Data listing:
::::
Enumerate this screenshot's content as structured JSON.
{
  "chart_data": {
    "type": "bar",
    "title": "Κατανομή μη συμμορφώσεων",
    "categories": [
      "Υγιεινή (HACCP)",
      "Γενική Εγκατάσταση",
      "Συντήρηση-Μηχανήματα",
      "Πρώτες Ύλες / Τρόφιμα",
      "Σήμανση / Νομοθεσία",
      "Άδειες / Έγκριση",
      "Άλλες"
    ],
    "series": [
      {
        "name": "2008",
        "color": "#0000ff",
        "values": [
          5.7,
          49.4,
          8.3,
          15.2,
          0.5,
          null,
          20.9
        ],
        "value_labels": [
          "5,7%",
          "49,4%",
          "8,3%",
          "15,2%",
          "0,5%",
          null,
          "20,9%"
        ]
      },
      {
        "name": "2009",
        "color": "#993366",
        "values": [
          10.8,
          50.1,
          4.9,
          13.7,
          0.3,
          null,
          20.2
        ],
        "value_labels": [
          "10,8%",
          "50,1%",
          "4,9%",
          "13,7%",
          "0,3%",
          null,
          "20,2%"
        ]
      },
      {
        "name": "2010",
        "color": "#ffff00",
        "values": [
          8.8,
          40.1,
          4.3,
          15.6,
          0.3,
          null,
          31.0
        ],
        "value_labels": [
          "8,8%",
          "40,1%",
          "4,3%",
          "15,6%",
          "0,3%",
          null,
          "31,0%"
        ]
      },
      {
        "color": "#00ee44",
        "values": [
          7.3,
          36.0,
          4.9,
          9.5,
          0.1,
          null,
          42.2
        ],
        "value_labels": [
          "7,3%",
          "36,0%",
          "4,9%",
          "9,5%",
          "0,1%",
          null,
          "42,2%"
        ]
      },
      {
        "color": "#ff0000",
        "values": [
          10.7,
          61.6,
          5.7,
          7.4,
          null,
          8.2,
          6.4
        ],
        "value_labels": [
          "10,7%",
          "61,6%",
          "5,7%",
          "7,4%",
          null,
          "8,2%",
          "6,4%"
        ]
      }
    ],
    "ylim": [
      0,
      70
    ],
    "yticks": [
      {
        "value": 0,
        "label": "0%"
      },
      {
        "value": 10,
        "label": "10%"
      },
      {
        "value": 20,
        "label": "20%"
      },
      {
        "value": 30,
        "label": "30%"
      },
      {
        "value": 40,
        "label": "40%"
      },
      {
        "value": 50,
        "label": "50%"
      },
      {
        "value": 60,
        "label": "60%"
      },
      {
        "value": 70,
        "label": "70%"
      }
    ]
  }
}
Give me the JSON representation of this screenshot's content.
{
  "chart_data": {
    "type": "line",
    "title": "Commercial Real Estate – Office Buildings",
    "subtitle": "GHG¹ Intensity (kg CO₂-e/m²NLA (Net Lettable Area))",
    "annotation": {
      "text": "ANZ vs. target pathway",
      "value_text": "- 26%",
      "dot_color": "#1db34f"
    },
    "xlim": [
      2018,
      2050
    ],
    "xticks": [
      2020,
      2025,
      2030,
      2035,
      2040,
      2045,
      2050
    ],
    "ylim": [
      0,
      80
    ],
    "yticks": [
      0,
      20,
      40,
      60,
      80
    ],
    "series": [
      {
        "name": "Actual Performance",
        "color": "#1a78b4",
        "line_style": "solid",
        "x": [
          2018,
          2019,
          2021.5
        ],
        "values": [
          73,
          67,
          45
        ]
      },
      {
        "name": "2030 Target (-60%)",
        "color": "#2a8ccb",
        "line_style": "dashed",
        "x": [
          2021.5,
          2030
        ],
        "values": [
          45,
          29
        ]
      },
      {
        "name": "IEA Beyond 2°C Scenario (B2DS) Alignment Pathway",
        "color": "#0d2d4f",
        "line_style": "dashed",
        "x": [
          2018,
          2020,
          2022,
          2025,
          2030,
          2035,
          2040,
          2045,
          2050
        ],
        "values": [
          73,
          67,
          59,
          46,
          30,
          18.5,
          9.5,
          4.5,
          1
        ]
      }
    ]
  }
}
::::
What you have to do:
Print out every record again, exactly and in full.

Reply to the task:
Enumerate this screenshot's content as structured JSON.
{
  "chart_data": {
    "type": "bar",
    "title": "Κατανομή μη συμμορφώσεων",
    "categories": [
      "Υγιεινή (HACCP)",
      "Γενική Εγκατάσταση",
      "Συντήρηση-Μηχανήματα",
      "Πρώτες Ύλες / Τρόφιμα",
      "Σήμανση / Νομοθεσία",
      "Άδειες / Έγκριση",
      "Άλλες"
    ],
    "series": [
      {
        "name": "2008",
        "color": "#0000ff",
        "values": [
          5.7,
          49.4,
          8.3,
          15.2,
          0.5,
          null,
          20.9
        ],
        "value_labels": [
          "5,7%",
          "49,4%",
          "8,3%",
          "15,2%",
          "0,5%",
          null,
          "20,9%"
        ]
      },
      {
        "name": "2009",
        "color": "#993366",
        "values": [
          10.8,
          50.1,
          4.9,
          13.7,
          0.3,
          null,
          20.2
        ],
        "value_labels": [
          "10,8%",
          "50,1%",
          "4,9%",
          "13,7%",
          "0,3%",
          null,
          "20,2%"
        ]
      },
      {
        "name": "2010",
        "color": "#ffff00",
        "values": [
          8.8,
          40.1,
          4.3,
          15.6,
          0.3,
          null,
          31.0
        ],
        "value_labels": [
          "8,8%",
          "40,1%",
          "4,3%",
          "15,6%",
          "0,3%",
          null,
          "31,0%"
        ]
      },
      {
        "color": "#00ee44",
        "values": [
          7.3,
          36.0,
          4.9,
          9.5,
          0.1,
          null,
          42.2
        ],
        "value_labels": [
          "7,3%",
          "36,0%",
          "4,9%",
          "9,5%",
          "0,1%",
          null,
          "42,2%"
        ]
      },
      {
        "color": "#ff0000",
        "values": [
          10.7,
          61.6,
          5.7,
          7.4,
          null,
          8.2,
          6.4
        ],
        "value_labels": [
          "10,7%",
          "61,6%",
          "5,7%",
          "7,4%",
          null,
          "8,2%",
          "6,4%"
        ]
      }
    ],
    "ylim": [
      0,
      70
    ],
    "yticks": [
      {
        "value": 0,
        "label": "0%"
      },
      {
        "value": 10,
        "label": "10%"
      },
      {
        "value": 20,
        "label": "20%"
      },
      {
        "value": 30,
        "label": "30%"
      },
      {
        "value": 40,
        "label": "40%"
      },
      {
        "value": 50,
        "label": "50%"
      },
      {
        "value": 60,
        "label": "60%"
      },
      {
        "value": 70,
        "label": "70%"
      }
    ]
  }
}
Give me the JSON representation of this screenshot's content.
{
  "chart_data": {
    "type": "line",
    "title": "Commercial Real Estate – Office Buildings",
    "subtitle": "GHG¹ Intensity (kg CO₂-e/m²NLA (Net Lettable Area))",
    "annotation": {
      "text": "ANZ vs. target pathway",
      "value_text": "- 26%",
      "dot_color": "#1db34f"
    },
    "xlim": [
      2018,
      2050
    ],
    "xticks": [
      2020,
      2025,
      2030,
      2035,
      2040,
      2045,
      2050
    ],
    "ylim": [
      0,
      80
    ],
    "yticks": [
      0,
      20,
      40,
      60,
      80
    ],
    "series": [
      {
        "name": "Actual Performance",
        "color": "#1a78b4",
        "line_style": "solid",
        "x": [
          2018,
          2019,
          2021.5
        ],
        "values": [
          73,
          67,
          45
        ]
      },
      {
        "name": "2030 Target (-60%)",
        "color": "#2a8ccb",
        "line_style": "dashed",
        "x": [
          2021.5,
          2030
        ],
        "values": [
          45,
          29
        ]
      },
      {
        "name": "IEA Beyond 2°C Scenario (B2DS) Alignment Pathway",
        "color": "#0d2d4f",
        "line_style": "dashed",
        "x": [
          2018,
          2020,
          2022,
          2025,
          2030,
          2035,
          2040,
          2045,
          2050
        ],
        "values": [
          73,
          67,
          59,
          46,
          30,
          18.5,
          9.5,
          4.5,
          1
        ]
      }
    ]
  }
}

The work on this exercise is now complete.